» Task prompt: Select the lines of the records containing the word "true" and list them.

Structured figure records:
--------------------

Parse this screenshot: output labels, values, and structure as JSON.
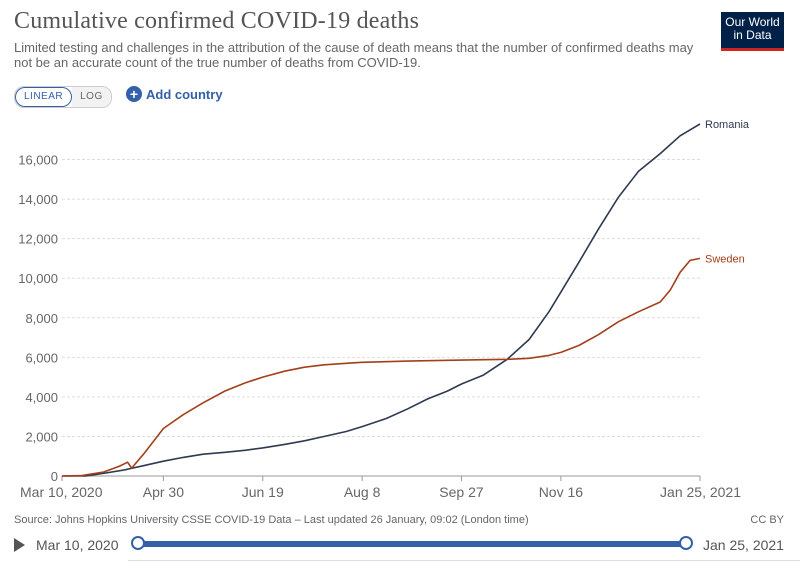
{
  "header": {
    "title": "Cumulative confirmed COVID-19 deaths",
    "subtitle": "Limited testing and challenges in the attribution of the cause of death means that the number of confirmed deaths may not be an accurate count of the true number of deaths from COVID-19.",
    "logo_line1": "Our World",
    "logo_line2": "in Data"
  },
  "controls": {
    "linear_label": "LINEAR",
    "log_label": "LOG",
    "add_country_label": "Add country"
  },
  "footer": {
    "source": "Source: Johns Hopkins University CSSE COVID-19 Data – Last updated 26 January, 09:02 (London time)",
    "license": "CC BY"
  },
  "timeline": {
    "start_label": "Mar 10, 2020",
    "end_label": "Jan 25, 2021"
  },
  "colors": {
    "romania": "#2d3a4f",
    "sweden": "#a2401b",
    "grid": "#dddddd",
    "axis_text": "#666666",
    "accent": "#3360a9"
  },
  "chart_data": {
    "type": "line",
    "title": "Cumulative confirmed COVID-19 deaths",
    "xlabel": "",
    "ylabel": "",
    "x_start": "2020-03-10",
    "x_end": "2021-01-25",
    "x_ticks": [
      {
        "date": "2020-03-10",
        "label": "Mar 10, 2020"
      },
      {
        "date": "2020-04-30",
        "label": "Apr 30"
      },
      {
        "date": "2020-06-19",
        "label": "Jun 19"
      },
      {
        "date": "2020-08-08",
        "label": "Aug 8"
      },
      {
        "date": "2020-09-27",
        "label": "Sep 27"
      },
      {
        "date": "2020-11-16",
        "label": "Nov 16"
      },
      {
        "date": "2021-01-25",
        "label": "Jan 25, 2021"
      }
    ],
    "y_ticks": [
      0,
      2000,
      4000,
      6000,
      8000,
      10000,
      12000,
      14000,
      16000
    ],
    "y_tick_labels": [
      "0",
      "2,000",
      "4,000",
      "6,000",
      "8,000",
      "10,000",
      "12,000",
      "14,000",
      "16,000"
    ],
    "ylim": [
      0,
      18000
    ],
    "grid": true,
    "legend": "line-end labels",
    "series": [
      {
        "name": "Romania",
        "points": [
          [
            "2020-03-10",
            0
          ],
          [
            "2020-03-22",
            5
          ],
          [
            "2020-04-01",
            150
          ],
          [
            "2020-04-10",
            300
          ],
          [
            "2020-04-20",
            520
          ],
          [
            "2020-04-30",
            750
          ],
          [
            "2020-05-10",
            940
          ],
          [
            "2020-05-20",
            1100
          ],
          [
            "2020-05-31",
            1200
          ],
          [
            "2020-06-10",
            1300
          ],
          [
            "2020-06-19",
            1420
          ],
          [
            "2020-06-30",
            1600
          ],
          [
            "2020-07-10",
            1780
          ],
          [
            "2020-07-20",
            2000
          ],
          [
            "2020-07-31",
            2250
          ],
          [
            "2020-08-08",
            2500
          ],
          [
            "2020-08-20",
            2900
          ],
          [
            "2020-08-31",
            3400
          ],
          [
            "2020-09-10",
            3900
          ],
          [
            "2020-09-20",
            4300
          ],
          [
            "2020-09-27",
            4650
          ],
          [
            "2020-10-08",
            5100
          ],
          [
            "2020-10-20",
            5900
          ],
          [
            "2020-10-31",
            6900
          ],
          [
            "2020-11-10",
            8300
          ],
          [
            "2020-11-16",
            9300
          ],
          [
            "2020-11-25",
            10800
          ],
          [
            "2020-12-05",
            12500
          ],
          [
            "2020-12-15",
            14100
          ],
          [
            "2020-12-25",
            15400
          ],
          [
            "2021-01-05",
            16300
          ],
          [
            "2021-01-15",
            17200
          ],
          [
            "2021-01-25",
            17800
          ]
        ]
      },
      {
        "name": "Sweden",
        "points": [
          [
            "2020-03-10",
            0
          ],
          [
            "2020-03-20",
            20
          ],
          [
            "2020-03-31",
            200
          ],
          [
            "2020-04-08",
            500
          ],
          [
            "2020-04-12",
            700
          ],
          [
            "2020-04-14",
            400
          ],
          [
            "2020-04-20",
            1100
          ],
          [
            "2020-04-30",
            2400
          ],
          [
            "2020-05-10",
            3100
          ],
          [
            "2020-05-20",
            3700
          ],
          [
            "2020-05-31",
            4300
          ],
          [
            "2020-06-10",
            4700
          ],
          [
            "2020-06-19",
            5000
          ],
          [
            "2020-06-30",
            5300
          ],
          [
            "2020-07-10",
            5500
          ],
          [
            "2020-07-20",
            5620
          ],
          [
            "2020-07-31",
            5700
          ],
          [
            "2020-08-08",
            5750
          ],
          [
            "2020-08-31",
            5810
          ],
          [
            "2020-09-27",
            5860
          ],
          [
            "2020-10-20",
            5900
          ],
          [
            "2020-10-31",
            5950
          ],
          [
            "2020-11-10",
            6100
          ],
          [
            "2020-11-16",
            6250
          ],
          [
            "2020-11-25",
            6600
          ],
          [
            "2020-12-05",
            7150
          ],
          [
            "2020-12-15",
            7800
          ],
          [
            "2020-12-25",
            8300
          ],
          [
            "2021-01-05",
            8800
          ],
          [
            "2021-01-10",
            9400
          ],
          [
            "2021-01-15",
            10300
          ],
          [
            "2021-01-20",
            10900
          ],
          [
            "2021-01-25",
            11000
          ]
        ]
      }
    ]
  }
}
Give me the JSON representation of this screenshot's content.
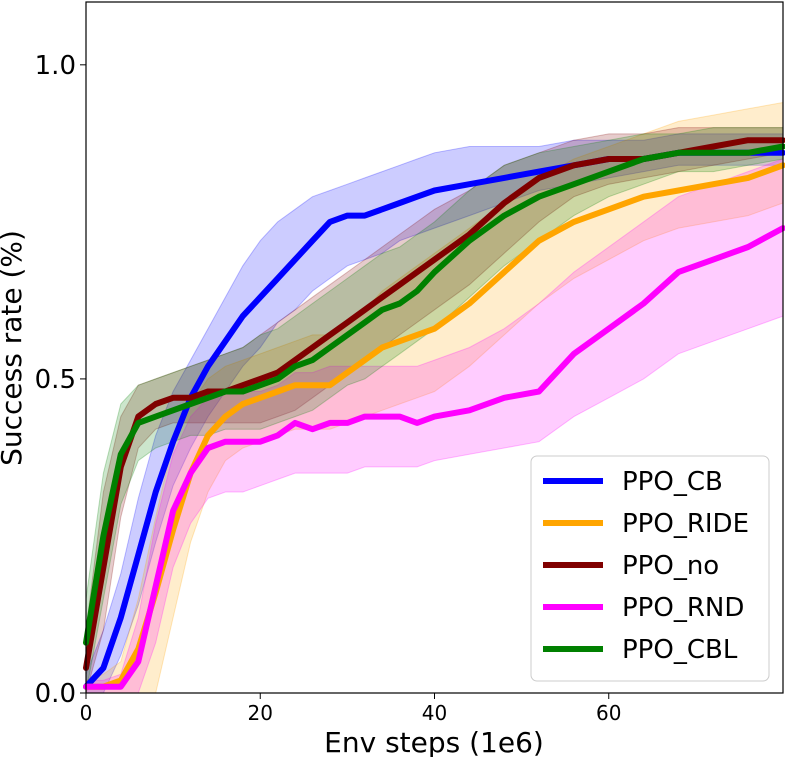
{
  "chart_data": {
    "type": "line",
    "title": "",
    "xlabel": "Env steps (1e6)",
    "ylabel": "Success rate (%)",
    "xlim": [
      0,
      80
    ],
    "ylim": [
      0,
      1.1
    ],
    "x_ticks": [
      0,
      20,
      40,
      60
    ],
    "x_tick_labels": [
      "0",
      "20",
      "40",
      "60"
    ],
    "y_ticks": [
      0.0,
      0.5,
      1.0
    ],
    "y_tick_labels": [
      "0.0",
      "0.5",
      "1.0"
    ],
    "legend_position": "lower-right",
    "series": [
      {
        "name": "PPO_CB",
        "color": "#0000ff",
        "x": [
          0,
          2,
          4,
          6,
          8,
          10,
          12,
          14,
          16,
          18,
          20,
          22,
          24,
          26,
          28,
          30,
          32,
          34,
          36,
          38,
          40,
          44,
          48,
          52,
          56,
          60,
          64,
          68,
          72,
          76,
          80
        ],
        "mean": [
          0.01,
          0.04,
          0.12,
          0.22,
          0.32,
          0.4,
          0.47,
          0.52,
          0.56,
          0.6,
          0.63,
          0.66,
          0.69,
          0.72,
          0.75,
          0.76,
          0.76,
          0.77,
          0.78,
          0.79,
          0.8,
          0.81,
          0.82,
          0.83,
          0.84,
          0.85,
          0.85,
          0.86,
          0.86,
          0.86,
          0.86
        ],
        "lower": [
          0.0,
          0.0,
          0.06,
          0.14,
          0.24,
          0.33,
          0.39,
          0.44,
          0.48,
          0.52,
          0.55,
          0.59,
          0.61,
          0.64,
          0.66,
          0.68,
          0.69,
          0.7,
          0.72,
          0.73,
          0.74,
          0.76,
          0.78,
          0.8,
          0.81,
          0.82,
          0.83,
          0.84,
          0.84,
          0.84,
          0.84
        ],
        "upper": [
          0.03,
          0.1,
          0.19,
          0.31,
          0.41,
          0.48,
          0.53,
          0.58,
          0.63,
          0.68,
          0.72,
          0.75,
          0.77,
          0.79,
          0.8,
          0.81,
          0.82,
          0.83,
          0.84,
          0.85,
          0.86,
          0.87,
          0.87,
          0.87,
          0.88,
          0.88,
          0.88,
          0.89,
          0.89,
          0.89,
          0.89
        ]
      },
      {
        "name": "PPO_RIDE",
        "color": "#ffa500",
        "x": [
          0,
          2,
          4,
          6,
          8,
          10,
          12,
          14,
          16,
          18,
          20,
          22,
          24,
          26,
          28,
          30,
          32,
          34,
          36,
          38,
          40,
          44,
          48,
          52,
          56,
          60,
          64,
          68,
          72,
          76,
          80
        ],
        "mean": [
          0.01,
          0.01,
          0.02,
          0.07,
          0.16,
          0.26,
          0.35,
          0.41,
          0.44,
          0.46,
          0.47,
          0.48,
          0.49,
          0.49,
          0.49,
          0.51,
          0.53,
          0.55,
          0.56,
          0.57,
          0.58,
          0.62,
          0.67,
          0.72,
          0.75,
          0.77,
          0.79,
          0.8,
          0.81,
          0.82,
          0.84
        ],
        "lower": [
          0.0,
          0.0,
          0.0,
          0.0,
          0.0,
          0.12,
          0.24,
          0.32,
          0.37,
          0.39,
          0.4,
          0.41,
          0.42,
          0.42,
          0.42,
          0.43,
          0.44,
          0.45,
          0.46,
          0.47,
          0.48,
          0.52,
          0.57,
          0.62,
          0.66,
          0.69,
          0.72,
          0.74,
          0.75,
          0.76,
          0.78
        ],
        "upper": [
          0.02,
          0.03,
          0.05,
          0.15,
          0.28,
          0.4,
          0.46,
          0.5,
          0.52,
          0.53,
          0.54,
          0.55,
          0.56,
          0.57,
          0.57,
          0.59,
          0.61,
          0.64,
          0.66,
          0.68,
          0.7,
          0.74,
          0.78,
          0.82,
          0.85,
          0.87,
          0.89,
          0.91,
          0.92,
          0.93,
          0.94
        ]
      },
      {
        "name": "PPO_no",
        "color": "#800000",
        "x": [
          0,
          2,
          4,
          6,
          8,
          10,
          12,
          14,
          16,
          18,
          20,
          22,
          24,
          26,
          28,
          30,
          32,
          34,
          36,
          38,
          40,
          44,
          48,
          52,
          56,
          60,
          64,
          68,
          72,
          76,
          80
        ],
        "mean": [
          0.04,
          0.2,
          0.36,
          0.44,
          0.46,
          0.47,
          0.47,
          0.48,
          0.48,
          0.49,
          0.5,
          0.51,
          0.53,
          0.55,
          0.57,
          0.59,
          0.61,
          0.63,
          0.65,
          0.67,
          0.69,
          0.73,
          0.78,
          0.82,
          0.84,
          0.85,
          0.85,
          0.86,
          0.87,
          0.88,
          0.88
        ],
        "lower": [
          0.0,
          0.1,
          0.28,
          0.39,
          0.42,
          0.43,
          0.43,
          0.43,
          0.43,
          0.43,
          0.43,
          0.44,
          0.45,
          0.47,
          0.49,
          0.51,
          0.53,
          0.55,
          0.57,
          0.59,
          0.61,
          0.65,
          0.7,
          0.75,
          0.79,
          0.81,
          0.82,
          0.83,
          0.84,
          0.85,
          0.86
        ],
        "upper": [
          0.1,
          0.32,
          0.44,
          0.49,
          0.5,
          0.51,
          0.52,
          0.53,
          0.54,
          0.55,
          0.57,
          0.59,
          0.61,
          0.63,
          0.65,
          0.67,
          0.69,
          0.71,
          0.73,
          0.75,
          0.77,
          0.8,
          0.84,
          0.86,
          0.88,
          0.89,
          0.89,
          0.9,
          0.9,
          0.9,
          0.9
        ]
      },
      {
        "name": "PPO_RND",
        "color": "#ff00ff",
        "x": [
          0,
          2,
          4,
          6,
          8,
          10,
          12,
          14,
          16,
          18,
          20,
          22,
          24,
          26,
          28,
          30,
          32,
          34,
          36,
          38,
          40,
          44,
          48,
          52,
          56,
          60,
          64,
          68,
          72,
          76,
          80
        ],
        "mean": [
          0.01,
          0.01,
          0.01,
          0.05,
          0.17,
          0.29,
          0.35,
          0.39,
          0.4,
          0.4,
          0.4,
          0.41,
          0.43,
          0.42,
          0.43,
          0.43,
          0.44,
          0.44,
          0.44,
          0.43,
          0.44,
          0.45,
          0.47,
          0.48,
          0.54,
          0.58,
          0.62,
          0.67,
          0.69,
          0.71,
          0.74
        ],
        "lower": [
          0.0,
          0.0,
          0.0,
          0.0,
          0.08,
          0.2,
          0.27,
          0.31,
          0.32,
          0.32,
          0.33,
          0.34,
          0.35,
          0.35,
          0.35,
          0.35,
          0.36,
          0.36,
          0.36,
          0.36,
          0.37,
          0.38,
          0.39,
          0.4,
          0.44,
          0.47,
          0.5,
          0.54,
          0.56,
          0.58,
          0.6
        ],
        "upper": [
          0.02,
          0.02,
          0.03,
          0.12,
          0.27,
          0.38,
          0.44,
          0.47,
          0.48,
          0.48,
          0.48,
          0.49,
          0.51,
          0.51,
          0.52,
          0.52,
          0.52,
          0.52,
          0.52,
          0.52,
          0.53,
          0.55,
          0.58,
          0.62,
          0.67,
          0.71,
          0.75,
          0.79,
          0.81,
          0.83,
          0.85
        ]
      },
      {
        "name": "PPO_CBL",
        "color": "#008000",
        "x": [
          0,
          2,
          4,
          6,
          8,
          10,
          12,
          14,
          16,
          18,
          20,
          22,
          24,
          26,
          28,
          30,
          32,
          34,
          36,
          38,
          40,
          44,
          48,
          52,
          56,
          60,
          64,
          68,
          72,
          76,
          80
        ],
        "mean": [
          0.08,
          0.25,
          0.38,
          0.43,
          0.44,
          0.45,
          0.46,
          0.47,
          0.48,
          0.48,
          0.49,
          0.5,
          0.52,
          0.53,
          0.55,
          0.57,
          0.59,
          0.61,
          0.62,
          0.64,
          0.67,
          0.72,
          0.76,
          0.79,
          0.81,
          0.83,
          0.85,
          0.86,
          0.86,
          0.86,
          0.87
        ],
        "lower": [
          0.0,
          0.15,
          0.3,
          0.37,
          0.39,
          0.4,
          0.41,
          0.41,
          0.42,
          0.42,
          0.42,
          0.43,
          0.44,
          0.45,
          0.47,
          0.49,
          0.5,
          0.52,
          0.54,
          0.56,
          0.58,
          0.63,
          0.68,
          0.72,
          0.76,
          0.79,
          0.81,
          0.83,
          0.83,
          0.84,
          0.85
        ],
        "upper": [
          0.15,
          0.35,
          0.46,
          0.49,
          0.5,
          0.51,
          0.52,
          0.53,
          0.54,
          0.55,
          0.57,
          0.58,
          0.6,
          0.62,
          0.64,
          0.66,
          0.68,
          0.7,
          0.71,
          0.73,
          0.75,
          0.8,
          0.84,
          0.86,
          0.87,
          0.88,
          0.89,
          0.89,
          0.9,
          0.9,
          0.9
        ]
      }
    ]
  }
}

--------------------

» Result of this exercise:
    "subtitle": "Limited testing and challenges in the attribution of the cause of death means that the number of confirmed deaths may not be an accurate count of the true number of deaths from COVID-19.",
    "grid": true,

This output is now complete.